>> START EXERCISE MATERIALS
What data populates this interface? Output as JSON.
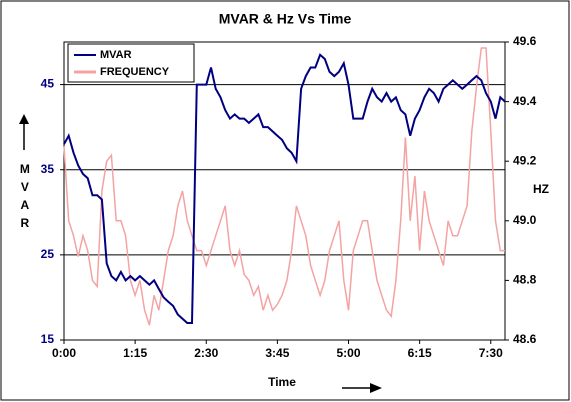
{
  "chart_data": {
    "type": "line",
    "title": "MVAR & Hz Vs Time",
    "x_label": "Time",
    "y_label": "MVAR",
    "y2_label": "HZ",
    "x": [
      0,
      5,
      10,
      15,
      20,
      25,
      30,
      35,
      40,
      45,
      50,
      55,
      60,
      65,
      70,
      75,
      80,
      85,
      90,
      95,
      100,
      105,
      110,
      115,
      120,
      125,
      130,
      135,
      140,
      145,
      150,
      155,
      160,
      165,
      170,
      175,
      180,
      185,
      190,
      195,
      200,
      205,
      210,
      215,
      220,
      225,
      230,
      235,
      240,
      245,
      250,
      255,
      260,
      265,
      270,
      275,
      280,
      285,
      290,
      295,
      300,
      305,
      310,
      315,
      320,
      325,
      330,
      335,
      340,
      345,
      350,
      355,
      360,
      365,
      370,
      375,
      380,
      385,
      390,
      395,
      400,
      405,
      410,
      415,
      420,
      425,
      430,
      435,
      440,
      445,
      450,
      455,
      460,
      465
    ],
    "xlim": [
      0,
      465
    ],
    "xticks": [
      {
        "value": 0,
        "label": "0:00"
      },
      {
        "value": 75,
        "label": "1:15"
      },
      {
        "value": 150,
        "label": "2:30"
      },
      {
        "value": 225,
        "label": "3:45"
      },
      {
        "value": 300,
        "label": "5:00"
      },
      {
        "value": 375,
        "label": "6:15"
      },
      {
        "value": 450,
        "label": "7:30"
      }
    ],
    "ylim": [
      15,
      50
    ],
    "yticks": [
      15,
      25,
      35,
      45
    ],
    "y2lim": [
      48.6,
      49.6
    ],
    "y2ticks": [
      48.6,
      48.8,
      {
        "value": 49,
        "label": "49.0"
      },
      49.2,
      49.4,
      49.6
    ],
    "grid": true,
    "legend": "upper left",
    "series": [
      {
        "name": "MVAR",
        "color": "#000080",
        "axis": "y",
        "values": [
          38,
          39,
          37,
          35.5,
          34.5,
          34,
          32,
          32,
          31.5,
          24,
          22.5,
          22,
          23,
          22,
          22.5,
          22,
          22.5,
          22,
          21.5,
          22,
          21,
          20,
          19.5,
          19,
          18,
          17.5,
          17,
          17,
          45,
          45,
          45,
          47,
          44.5,
          43.5,
          42,
          41,
          41.5,
          41,
          41,
          40.5,
          41,
          41.5,
          40,
          40,
          39.5,
          39,
          38.5,
          37.5,
          37,
          36,
          44.5,
          46,
          47,
          47,
          48.5,
          48,
          46.5,
          46,
          46.5,
          47.5,
          45,
          41,
          41,
          41,
          43,
          44.5,
          43.5,
          43,
          44,
          43,
          43.5,
          42,
          41.5,
          39,
          41,
          42,
          43.5,
          44.5,
          44,
          43,
          44.5,
          45,
          45.5,
          45,
          44.5,
          45,
          45.5,
          46,
          45.5,
          44,
          43,
          41,
          43.5,
          43
        ]
      },
      {
        "name": "FREQUENCY",
        "color": "#f4a3a3",
        "axis": "y2",
        "values": [
          49.25,
          49,
          48.95,
          48.88,
          48.95,
          48.9,
          48.8,
          48.78,
          49.1,
          49.2,
          49.22,
          49,
          49,
          48.95,
          48.8,
          48.75,
          48.8,
          48.7,
          48.65,
          48.75,
          48.7,
          48.8,
          48.9,
          48.95,
          49.05,
          49.1,
          49,
          48.95,
          48.9,
          48.9,
          48.85,
          48.9,
          48.95,
          49,
          49.05,
          48.9,
          48.85,
          48.9,
          48.82,
          48.8,
          48.75,
          48.78,
          48.7,
          48.75,
          48.7,
          48.72,
          48.75,
          48.8,
          48.9,
          49.05,
          49,
          48.95,
          48.85,
          48.8,
          48.75,
          48.8,
          48.9,
          48.95,
          49,
          48.8,
          48.7,
          48.9,
          48.95,
          49,
          49,
          48.9,
          48.8,
          48.75,
          48.7,
          48.68,
          48.8,
          49,
          49.28,
          49,
          49.15,
          48.9,
          49.1,
          49,
          48.95,
          48.9,
          48.85,
          49,
          48.95,
          48.95,
          49,
          49.05,
          49.3,
          49.45,
          49.58,
          49.58,
          49.3,
          49,
          48.9,
          48.9
        ]
      }
    ]
  }
}
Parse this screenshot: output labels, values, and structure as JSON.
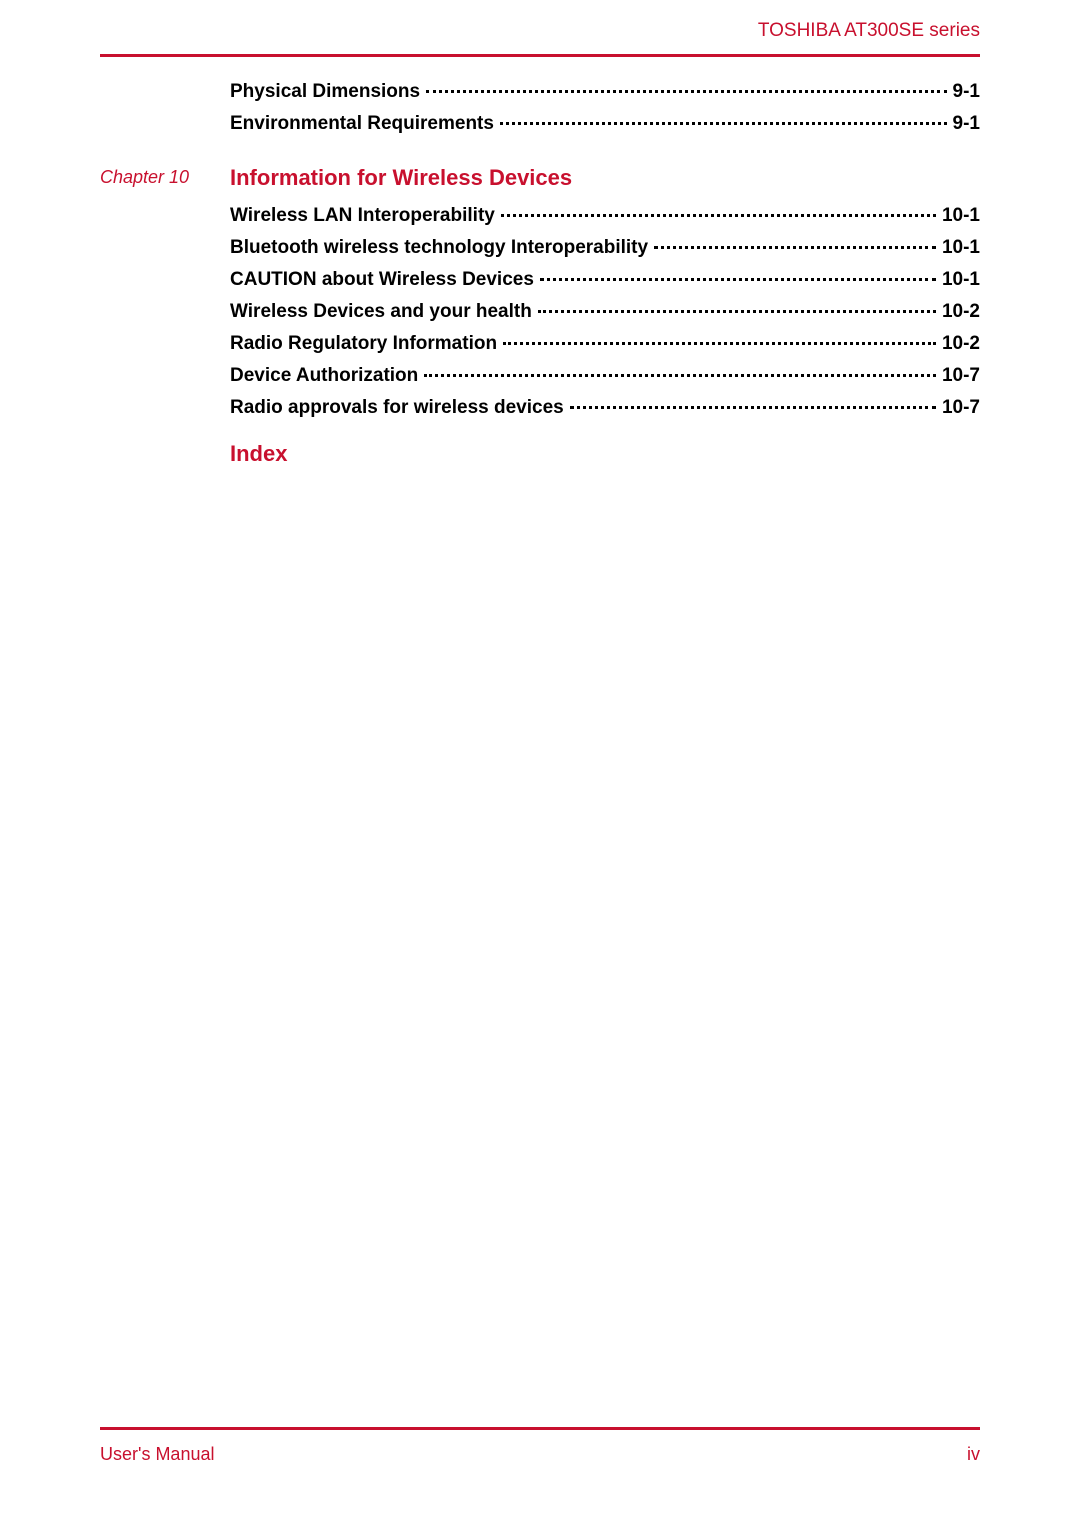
>> END EXERCISE MATERIALS
# OBJECTIVE
From the material above, gather all lines that include the string "this" and copy them.

# RESPONSE TO THE TASK
What data populates this interface? Output as JSON.
Parse this screenshot: output labels, values, and structure as JSON.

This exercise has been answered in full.